%%

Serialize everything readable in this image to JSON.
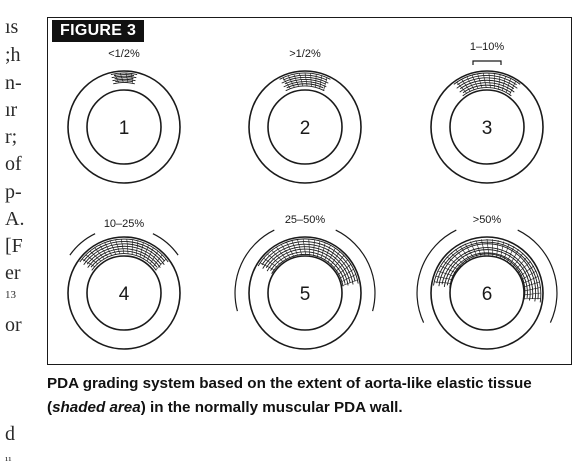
{
  "left_fragments": [
    "ıs",
    ";h",
    "n-",
    "ır",
    "r;",
    "of",
    "p-",
    "A.",
    "[F",
    "er",
    "13",
    "or",
    "d",
    "¹¹"
  ],
  "figure": {
    "label": "FIGURE 3",
    "panels": [
      {
        "number": "1",
        "range": "<1/2%"
      },
      {
        "number": "2",
        "range": ">1/2%"
      },
      {
        "number": "3",
        "range": "1–10%"
      },
      {
        "number": "4",
        "range": "10–25%"
      },
      {
        "number": "5",
        "range": "25–50%"
      },
      {
        "number": "6",
        "range": ">50%"
      }
    ]
  },
  "caption": {
    "before": "PDA grading system based on the extent of aorta-like elastic tissue (",
    "emph": "shaded area",
    "after": ") in the normally muscular PDA wall."
  },
  "colors": {
    "ink": "#1a1a1a",
    "label_bg": "#111111",
    "label_text": "#ffffff"
  }
}
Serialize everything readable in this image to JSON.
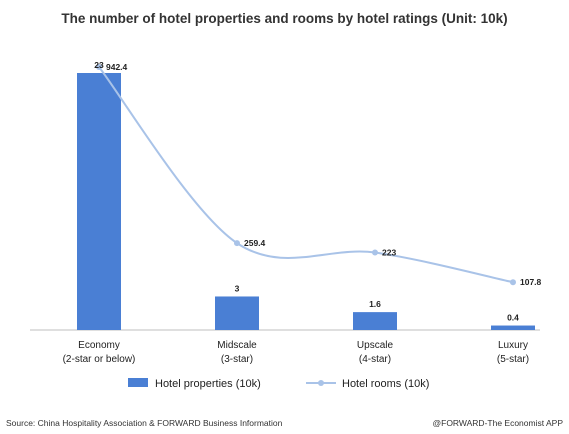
{
  "chart_data": {
    "type": "bar",
    "title": "The number of hotel properties and rooms by hotel ratings (Unit: 10k)",
    "categories": [
      [
        "Economy",
        "(2-star or below)"
      ],
      [
        "Midscale",
        "(3-star)"
      ],
      [
        "Upscale",
        "(4-star)"
      ],
      [
        "Luxury",
        "(5-star)"
      ]
    ],
    "series": [
      {
        "name": "Hotel properties (10k)",
        "type": "bar",
        "values": [
          23,
          3,
          1.6,
          0.4
        ],
        "color": "#4a7fd4"
      },
      {
        "name": "Hotel rooms (10k)",
        "type": "line",
        "smooth": true,
        "values": [
          942.4,
          259.4,
          223,
          107.8
        ],
        "color": "#a9c3e8"
      }
    ],
    "bar_axis": {
      "min": 0,
      "max": 23
    },
    "line_axis": {
      "min": 0,
      "max": 942.4
    },
    "grid": false,
    "legend_position": "bottom"
  },
  "footer": {
    "source": "Source: China Hospitality Association & FORWARD Business Information",
    "credit": "@FORWARD-The Economist APP"
  }
}
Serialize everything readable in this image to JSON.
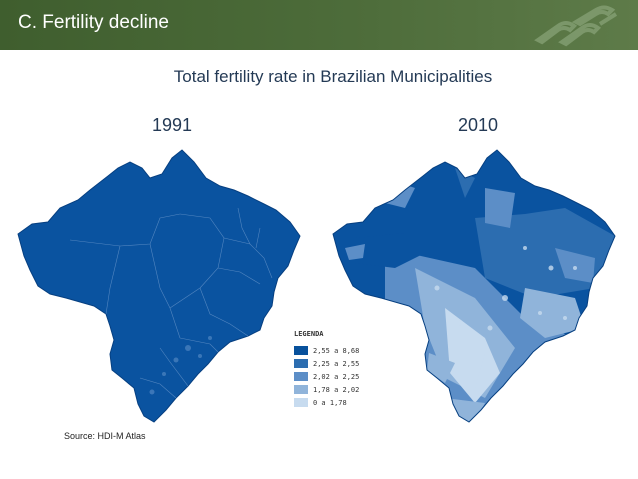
{
  "header": {
    "title": "C. Fertility decline"
  },
  "slide": {
    "title": "Total fertility rate in Brazilian Municipalities"
  },
  "maps": [
    {
      "year": "1991"
    },
    {
      "year": "2010"
    }
  ],
  "legend": {
    "title": "LEGENDA",
    "items": [
      {
        "label": "2,55 a 8,68",
        "color": "#08519c"
      },
      {
        "label": "2,25 a 2,55",
        "color": "#2c6db0"
      },
      {
        "label": "2,02 a 2,25",
        "color": "#5c8ec7"
      },
      {
        "label": "1,78 a 2,02",
        "color": "#90b4da"
      },
      {
        "label": "0 a 1,78",
        "color": "#c7dbef"
      }
    ]
  },
  "source": "Source: HDI-M Atlas",
  "colors": {
    "header": "#4d6c3a",
    "title_text": "#243a55"
  }
}
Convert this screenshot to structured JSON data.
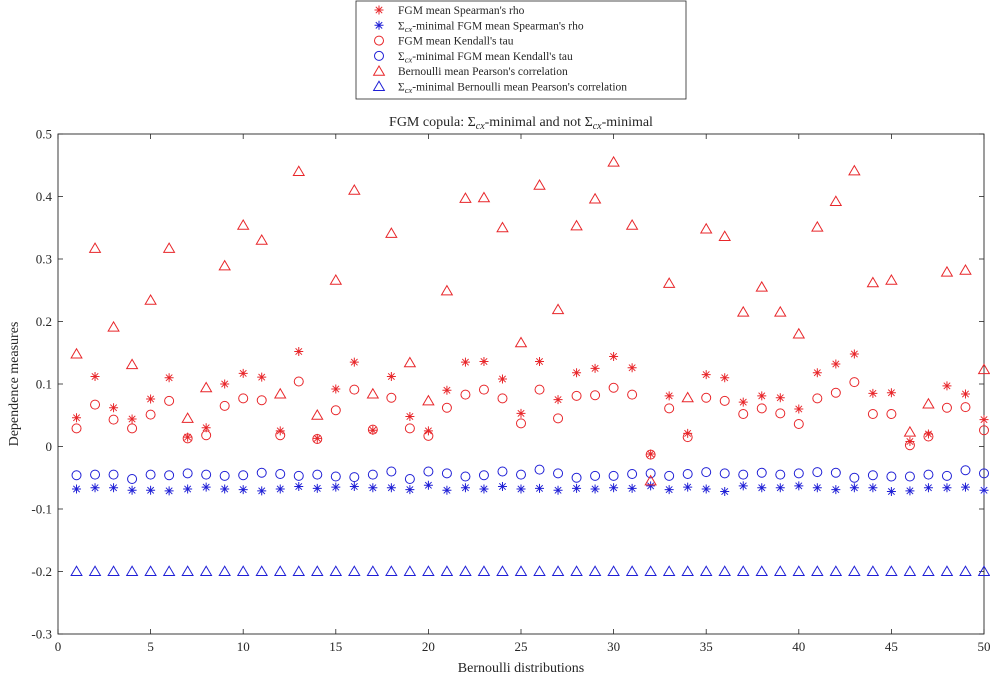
{
  "chart_data": {
    "type": "scatter",
    "title_prefix": "FGM copula: ",
    "title_sym1": "Σ",
    "title_sub1": "cx",
    "title_mid": "-minimal and not ",
    "title_sym2": "Σ",
    "title_sub2": "cx",
    "title_suffix": "-minimal",
    "xlabel": "Bernoulli distributions",
    "ylabel": "Dependence measures",
    "xlim": [
      0,
      50
    ],
    "ylim": [
      -0.3,
      0.5
    ],
    "xticks": [
      0,
      5,
      10,
      15,
      20,
      25,
      30,
      35,
      40,
      45,
      50
    ],
    "yticks": [
      -0.3,
      -0.2,
      -0.1,
      0,
      0.1,
      0.2,
      0.3,
      0.4,
      0.5
    ],
    "ytick_labels": [
      "-0.3",
      "-0.2",
      "-0.1",
      "0",
      "0.1",
      "0.2",
      "0.3",
      "0.4",
      "0.5"
    ],
    "grid": false,
    "legend_position": "top-center-outside",
    "colors": {
      "red": "#e8262a",
      "blue": "#1f1fd6"
    },
    "x": [
      1,
      2,
      3,
      4,
      5,
      6,
      7,
      8,
      9,
      10,
      11,
      12,
      13,
      14,
      15,
      16,
      17,
      18,
      19,
      20,
      21,
      22,
      23,
      24,
      25,
      26,
      27,
      28,
      29,
      30,
      31,
      32,
      33,
      34,
      35,
      36,
      37,
      38,
      39,
      40,
      41,
      42,
      43,
      44,
      45,
      46,
      47,
      48,
      49,
      50
    ],
    "series": [
      {
        "legend": {
          "prefix": "FGM mean Spearman's rho",
          "sym": "",
          "sub": "",
          "suffix": ""
        },
        "marker": "star",
        "color": "red",
        "values": [
          0.046,
          0.112,
          0.062,
          0.044,
          0.076,
          0.11,
          0.015,
          0.03,
          0.1,
          0.117,
          0.111,
          0.025,
          0.152,
          0.013,
          0.092,
          0.135,
          0.026,
          0.112,
          0.048,
          0.025,
          0.09,
          0.135,
          0.136,
          0.108,
          0.053,
          0.136,
          0.075,
          0.118,
          0.125,
          0.144,
          0.126,
          -0.012,
          0.081,
          0.021,
          0.115,
          0.11,
          0.071,
          0.081,
          0.078,
          0.06,
          0.118,
          0.132,
          0.148,
          0.085,
          0.086,
          0.008,
          0.02,
          0.097,
          0.084,
          0.043
        ]
      },
      {
        "legend": {
          "prefix": "",
          "sym": "Σ",
          "sub": "cx",
          "suffix": "-minimal FGM mean Spearman's rho"
        },
        "marker": "star",
        "color": "blue",
        "values": [
          -0.068,
          -0.066,
          -0.066,
          -0.07,
          -0.07,
          -0.071,
          -0.068,
          -0.065,
          -0.068,
          -0.069,
          -0.071,
          -0.068,
          -0.064,
          -0.067,
          -0.065,
          -0.064,
          -0.066,
          -0.066,
          -0.069,
          -0.062,
          -0.07,
          -0.066,
          -0.068,
          -0.064,
          -0.068,
          -0.067,
          -0.07,
          -0.067,
          -0.068,
          -0.066,
          -0.067,
          -0.063,
          -0.069,
          -0.065,
          -0.068,
          -0.072,
          -0.063,
          -0.066,
          -0.066,
          -0.063,
          -0.066,
          -0.069,
          -0.066,
          -0.066,
          -0.072,
          -0.071,
          -0.066,
          -0.066,
          -0.065,
          -0.07
        ]
      },
      {
        "legend": {
          "prefix": "FGM mean Kendall's tau",
          "sym": "",
          "sub": "",
          "suffix": ""
        },
        "marker": "circle",
        "color": "red",
        "values": [
          0.029,
          0.067,
          0.043,
          0.029,
          0.051,
          0.073,
          0.013,
          0.018,
          0.065,
          0.077,
          0.074,
          0.018,
          0.104,
          0.012,
          0.058,
          0.091,
          0.027,
          0.078,
          0.029,
          0.017,
          0.062,
          0.083,
          0.091,
          0.077,
          0.037,
          0.091,
          0.045,
          0.081,
          0.082,
          0.094,
          0.083,
          -0.013,
          0.061,
          0.015,
          0.078,
          0.073,
          0.052,
          0.061,
          0.053,
          0.036,
          0.077,
          0.086,
          0.103,
          0.052,
          0.052,
          0.002,
          0.016,
          0.062,
          0.063,
          0.026
        ]
      },
      {
        "legend": {
          "prefix": "",
          "sym": "Σ",
          "sub": "cx",
          "suffix": "-minimal FGM mean Kendall's tau"
        },
        "marker": "circle",
        "color": "blue",
        "values": [
          -0.046,
          -0.045,
          -0.045,
          -0.052,
          -0.045,
          -0.046,
          -0.043,
          -0.045,
          -0.047,
          -0.046,
          -0.042,
          -0.044,
          -0.047,
          -0.045,
          -0.048,
          -0.049,
          -0.045,
          -0.04,
          -0.052,
          -0.04,
          -0.043,
          -0.048,
          -0.046,
          -0.04,
          -0.045,
          -0.037,
          -0.043,
          -0.05,
          -0.047,
          -0.047,
          -0.044,
          -0.043,
          -0.047,
          -0.044,
          -0.041,
          -0.043,
          -0.045,
          -0.042,
          -0.045,
          -0.043,
          -0.041,
          -0.042,
          -0.05,
          -0.046,
          -0.048,
          -0.048,
          -0.045,
          -0.047,
          -0.038,
          -0.043
        ]
      },
      {
        "legend": {
          "prefix": "Bernoulli mean Pearson's correlation",
          "sym": "",
          "sub": "",
          "suffix": ""
        },
        "marker": "triangle",
        "color": "red",
        "values": [
          0.148,
          0.317,
          0.191,
          0.131,
          0.234,
          0.317,
          0.045,
          0.094,
          0.289,
          0.354,
          0.33,
          0.084,
          0.44,
          0.05,
          0.266,
          0.41,
          0.084,
          0.341,
          0.134,
          0.073,
          0.249,
          0.397,
          0.398,
          0.35,
          0.166,
          0.418,
          0.219,
          0.353,
          0.396,
          0.455,
          0.354,
          -0.055,
          0.261,
          0.078,
          0.348,
          0.336,
          0.215,
          0.255,
          0.215,
          0.18,
          0.351,
          0.392,
          0.441,
          0.262,
          0.266,
          0.023,
          0.068,
          0.279,
          0.282,
          0.123
        ]
      },
      {
        "legend": {
          "prefix": "",
          "sym": "Σ",
          "sub": "cx",
          "suffix": "-minimal Bernoulli mean Pearson's correlation"
        },
        "marker": "triangle",
        "color": "blue",
        "values": [
          -0.2,
          -0.2,
          -0.2,
          -0.2,
          -0.2,
          -0.2,
          -0.2,
          -0.2,
          -0.2,
          -0.2,
          -0.2,
          -0.2,
          -0.2,
          -0.2,
          -0.2,
          -0.2,
          -0.2,
          -0.2,
          -0.2,
          -0.2,
          -0.2,
          -0.2,
          -0.2,
          -0.2,
          -0.2,
          -0.2,
          -0.2,
          -0.2,
          -0.2,
          -0.2,
          -0.2,
          -0.2,
          -0.2,
          -0.2,
          -0.2,
          -0.2,
          -0.2,
          -0.2,
          -0.2,
          -0.2,
          -0.2,
          -0.2,
          -0.2,
          -0.2,
          -0.2,
          -0.2,
          -0.2,
          -0.2,
          -0.2,
          -0.2
        ]
      }
    ]
  }
}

%%

▶ **The task**: Locate each line with the word "Spearman" and copy it.

▶ **Finished exercise**:
          "prefix": "FGM mean Spearman's rho",
          "suffix": "-minimal FGM mean Spearman's rho"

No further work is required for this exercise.